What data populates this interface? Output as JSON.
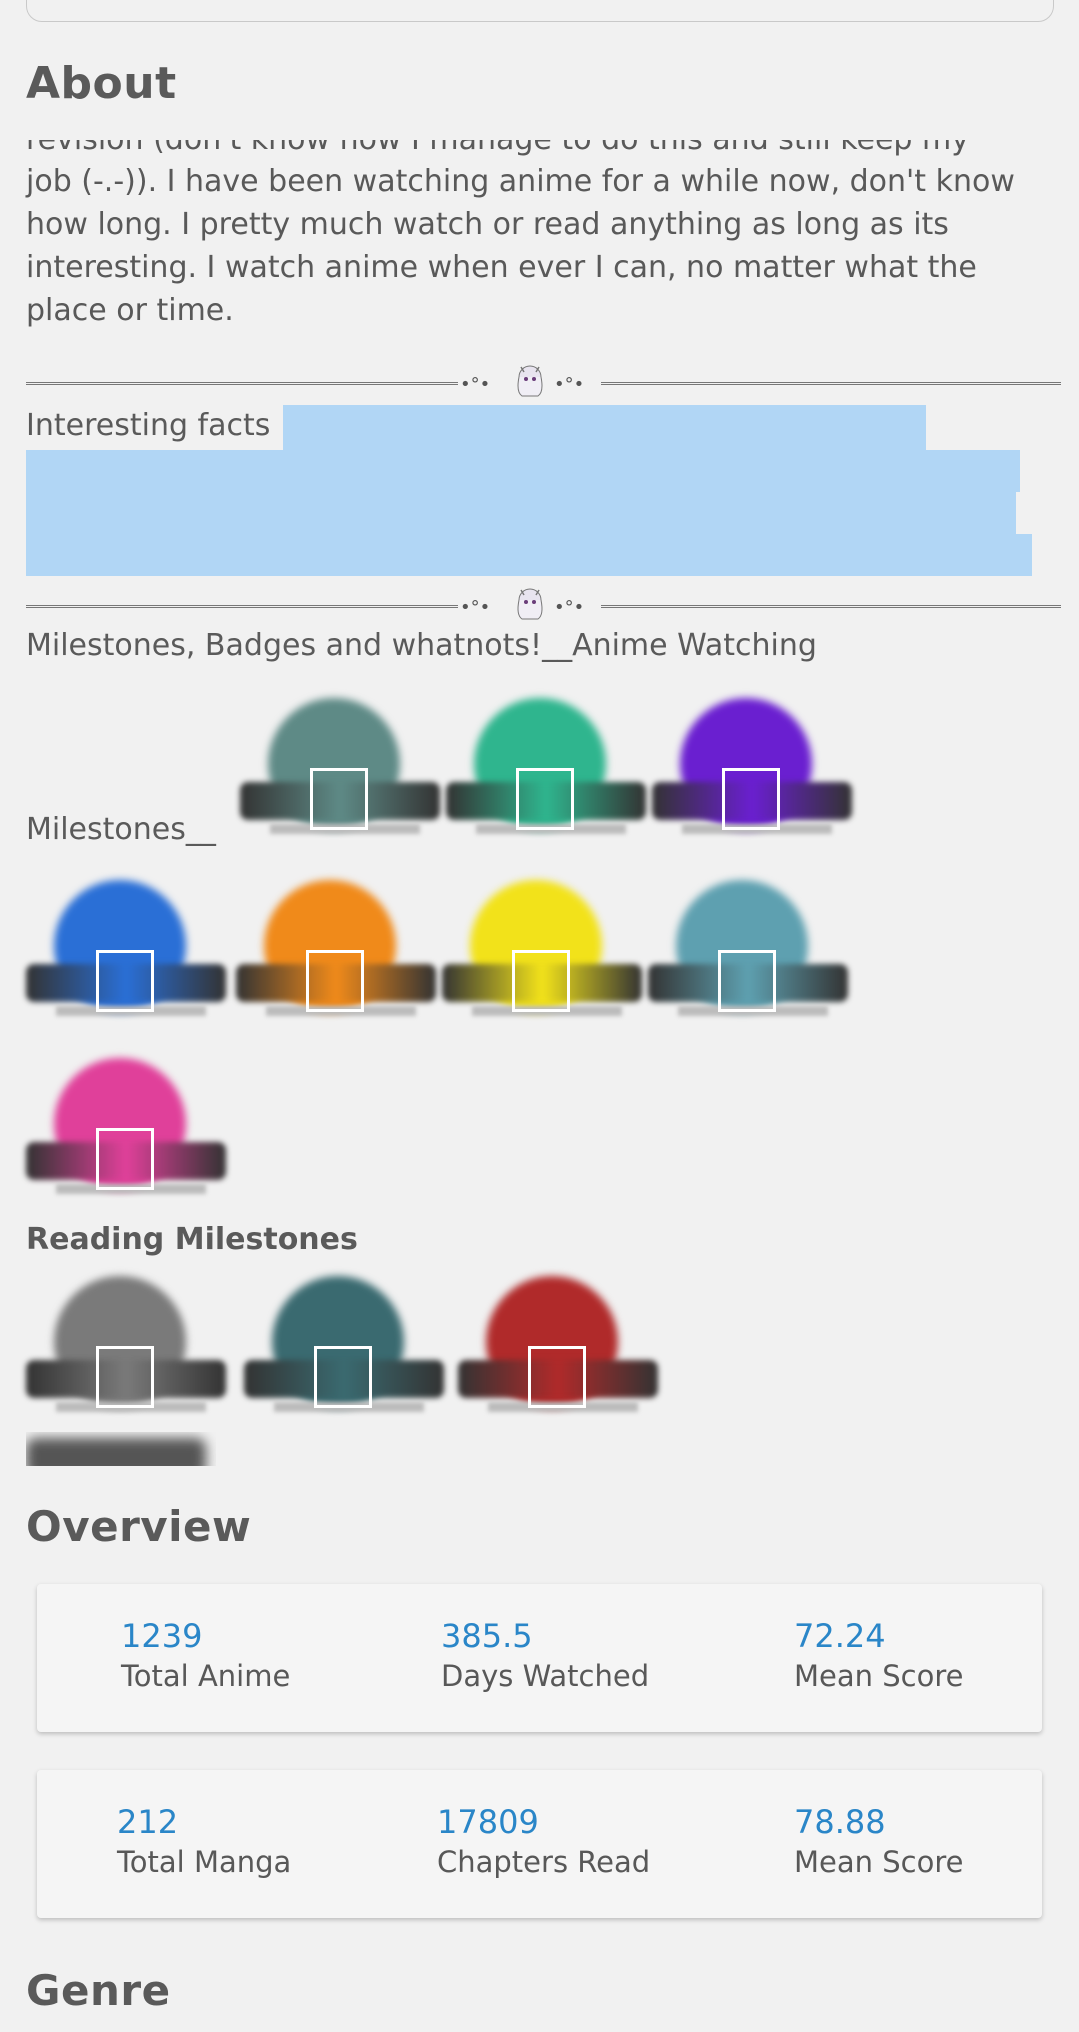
{
  "about": {
    "title": "About",
    "text_clipped": "revision (don't know how I manage to do this and still keep my",
    "text": "job (-.-)). I have been watching anime for a while now, don't know how long. I pretty much watch or read anything as long as its interesting. I watch anime when ever I can, no matter what the place or time.",
    "divider_ornament": "•°• •°•",
    "interesting_facts": "Interesting facts",
    "milestones_heading": "Milestones, Badges and whatnots!__Anime Watching",
    "milestones_label": "Milestones__",
    "reading_label": "Reading Milestones"
  },
  "badge_colors": {
    "anime": [
      "#5e8a86",
      "#2fb58e",
      "#6a1fd0",
      "#2a6fd6",
      "#f08a1a",
      "#f2e21a",
      "#5ea0b0",
      "#e0409a"
    ],
    "manga": [
      "#7a7a7a",
      "#3a6a70",
      "#b02a2a"
    ]
  },
  "overview": {
    "title": "Overview",
    "anime": [
      {
        "value": "1239",
        "label": "Total Anime"
      },
      {
        "value": "385.5",
        "label": "Days Watched"
      },
      {
        "value": "72.24",
        "label": "Mean Score"
      }
    ],
    "manga": [
      {
        "value": "212",
        "label": "Total Manga"
      },
      {
        "value": "17809",
        "label": "Chapters Read"
      },
      {
        "value": "78.88",
        "label": "Mean Score"
      }
    ]
  },
  "genre": {
    "title": "Genre"
  },
  "accent_color": "#2a86c8",
  "highlight_color": "#b1d6f5"
}
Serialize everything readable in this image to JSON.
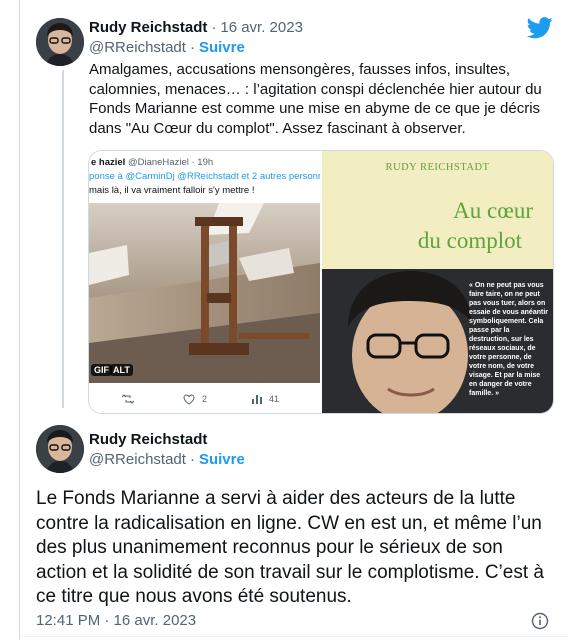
{
  "tweet1": {
    "author_name": "Rudy Reichstadt",
    "date": "16 avr. 2023",
    "handle": "@RReichstadt",
    "follow_label": "Suivre",
    "body": "Amalgames, accusations mensongères, fausses infos, insultes, calomnies, menaces… : l’agitation conspi déclenchée hier autour du Fonds Marianne est comme une mise en abyme de ce que je décris dans \"Au Cœur du complot\". Assez fascinant à observer.",
    "embedded": {
      "header_name": "e haziel",
      "header_handle": "@DianeHaziel",
      "header_time": "19h",
      "reply_line": "ponse à @CarminDj @RReichstadt  et 2 autres personn",
      "text": "mais là, il va vraiment falloir s'y mettre !",
      "gif_badge": "GIF",
      "alt_badge": "ALT",
      "like_count": "2",
      "view_count": "41"
    },
    "book": {
      "author": "RUDY REICHSTADT",
      "title_line1": "Au cœur",
      "title_line2": "du complot",
      "quote": "« On ne peut pas vous faire taire, on ne peut pas vous tuer, alors on essaie de vous anéantir symboliquement. Cela passe par la destruction, sur les réseaux sociaux, de votre personne, de votre nom, de votre visage. Et par la mise en danger de votre famille. »"
    }
  },
  "tweet2": {
    "author_name": "Rudy Reichstadt",
    "handle": "@RReichstadt",
    "follow_label": "Suivre",
    "body": "Le Fonds Marianne a servi à aider des acteurs de la lutte contre la radicalisation en ligne. CW en est un, et même l’un des plus unanimement reconnus pour le sérieux de son action et la solidité de son travail sur le complotisme. C’est à ce titre que nous avons été soutenus.",
    "timestamp": "12:41 PM · 16 avr. 2023"
  },
  "colors": {
    "brand_blue": "#1d9bf0",
    "text_primary": "#0f1419",
    "text_muted": "#536471",
    "border": "#cfd9de",
    "book_cover_yellow": "#f2eec1",
    "book_title_green": "#5fa33a"
  },
  "icons": [
    "twitter-bird-icon",
    "retweet-icon",
    "heart-icon",
    "views-icon",
    "info-icon"
  ]
}
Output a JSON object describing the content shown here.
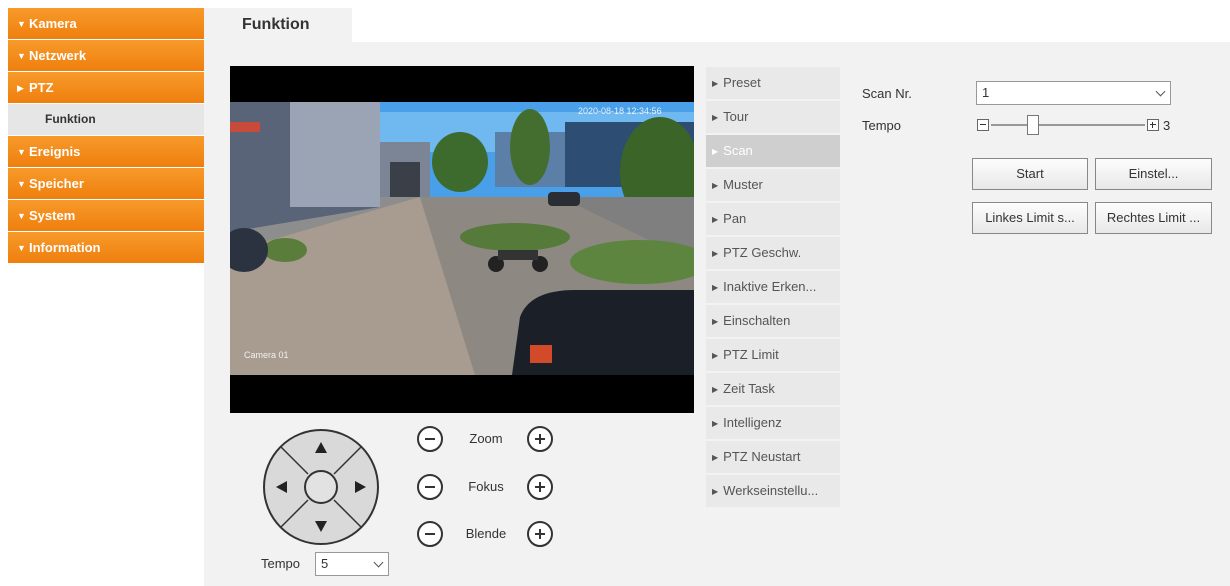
{
  "sidebar": {
    "items": [
      {
        "label": "Kamera",
        "expanded": true
      },
      {
        "label": "Netzwerk",
        "expanded": true
      },
      {
        "label": "PTZ",
        "expanded": false
      },
      {
        "label": "Funktion"
      },
      {
        "label": "Ereignis",
        "expanded": true
      },
      {
        "label": "Speicher",
        "expanded": true
      },
      {
        "label": "System",
        "expanded": true
      },
      {
        "label": "Information",
        "expanded": true
      }
    ]
  },
  "tab": {
    "label": "Funktion"
  },
  "video": {
    "osd_time": "2020-08-18 12:34:56",
    "osd_camera": "Camera 01"
  },
  "ptz": {
    "zoom_label": "Zoom",
    "focus_label": "Fokus",
    "iris_label": "Blende",
    "speed_label": "Tempo",
    "speed_value": "5"
  },
  "function_menu": {
    "items": [
      "Preset",
      "Tour",
      "Scan",
      "Muster",
      "Pan",
      "PTZ Geschw.",
      "Inaktive Erken...",
      "Einschalten",
      "PTZ Limit",
      "Zeit Task",
      "Intelligenz",
      "PTZ Neustart",
      "Werkseinstellu..."
    ],
    "active": "Scan"
  },
  "scan": {
    "scan_nr_label": "Scan Nr.",
    "scan_nr_value": "1",
    "tempo_label": "Tempo",
    "tempo_value": "3",
    "tempo_level_fraction": 0.25,
    "start_label": "Start",
    "settings_label": "Einstel...",
    "left_limit_label": "Linkes Limit s...",
    "right_limit_label": "Rechtes Limit ..."
  },
  "colors": {
    "accent": "#f08a1c",
    "panel": "#f2f2f2",
    "menu_active": "#cfcfcf"
  }
}
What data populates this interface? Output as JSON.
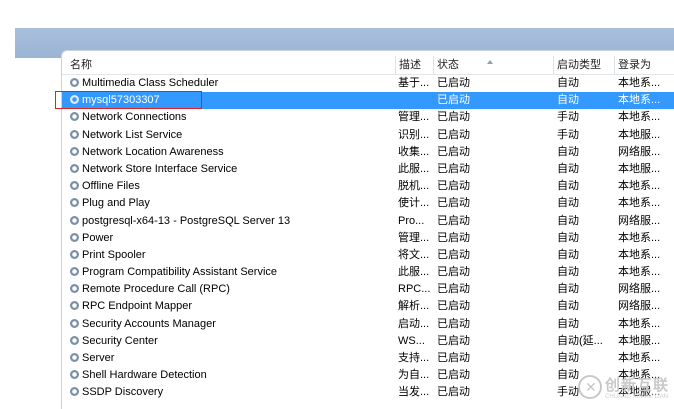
{
  "columns": {
    "name": "名称",
    "description": "描述",
    "status": "状态",
    "startup": "启动类型",
    "logon": "登录为"
  },
  "services": [
    {
      "name": "Multimedia Class Scheduler",
      "description": "基于...",
      "status": "已启动",
      "startup": "自动",
      "logon": "本地系..."
    },
    {
      "name": "mysql57303307",
      "description": "",
      "status": "已启动",
      "startup": "自动",
      "logon": "本地系...",
      "selected": true
    },
    {
      "name": "Network Connections",
      "description": "管理...",
      "status": "已启动",
      "startup": "手动",
      "logon": "本地系..."
    },
    {
      "name": "Network List Service",
      "description": "识别...",
      "status": "已启动",
      "startup": "手动",
      "logon": "本地服..."
    },
    {
      "name": "Network Location Awareness",
      "description": "收集...",
      "status": "已启动",
      "startup": "自动",
      "logon": "网络服..."
    },
    {
      "name": "Network Store Interface Service",
      "description": "此服...",
      "status": "已启动",
      "startup": "自动",
      "logon": "本地服..."
    },
    {
      "name": "Offline Files",
      "description": "脱机...",
      "status": "已启动",
      "startup": "自动",
      "logon": "本地系..."
    },
    {
      "name": "Plug and Play",
      "description": "使计...",
      "status": "已启动",
      "startup": "自动",
      "logon": "本地系..."
    },
    {
      "name": "postgresql-x64-13 - PostgreSQL Server 13",
      "description": "Pro...",
      "status": "已启动",
      "startup": "自动",
      "logon": "网络服..."
    },
    {
      "name": "Power",
      "description": "管理...",
      "status": "已启动",
      "startup": "自动",
      "logon": "本地系..."
    },
    {
      "name": "Print Spooler",
      "description": "将文...",
      "status": "已启动",
      "startup": "自动",
      "logon": "本地系..."
    },
    {
      "name": "Program Compatibility Assistant Service",
      "description": "此服...",
      "status": "已启动",
      "startup": "自动",
      "logon": "本地系..."
    },
    {
      "name": "Remote Procedure Call (RPC)",
      "description": "RPC...",
      "status": "已启动",
      "startup": "自动",
      "logon": "网络服..."
    },
    {
      "name": "RPC Endpoint Mapper",
      "description": "解析...",
      "status": "已启动",
      "startup": "自动",
      "logon": "网络服..."
    },
    {
      "name": "Security Accounts Manager",
      "description": "启动...",
      "status": "已启动",
      "startup": "自动",
      "logon": "本地系..."
    },
    {
      "name": "Security Center",
      "description": "WS...",
      "status": "已启动",
      "startup": "自动(延...",
      "logon": "本地服..."
    },
    {
      "name": "Server",
      "description": "支持...",
      "status": "已启动",
      "startup": "自动",
      "logon": "本地系..."
    },
    {
      "name": "Shell Hardware Detection",
      "description": "为自...",
      "status": "已启动",
      "startup": "自动",
      "logon": "本地系..."
    },
    {
      "name": "SSDP Discovery",
      "description": "当发...",
      "status": "已启动",
      "startup": "手动",
      "logon": "本地服..."
    }
  ],
  "watermark": {
    "text": "创新互联",
    "sub": "CHUANG XIN HU LIAN"
  }
}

Problem: Provide the count, and nothing else, of lines in the data above where the word "Limit" occurs.

Exercise result: 3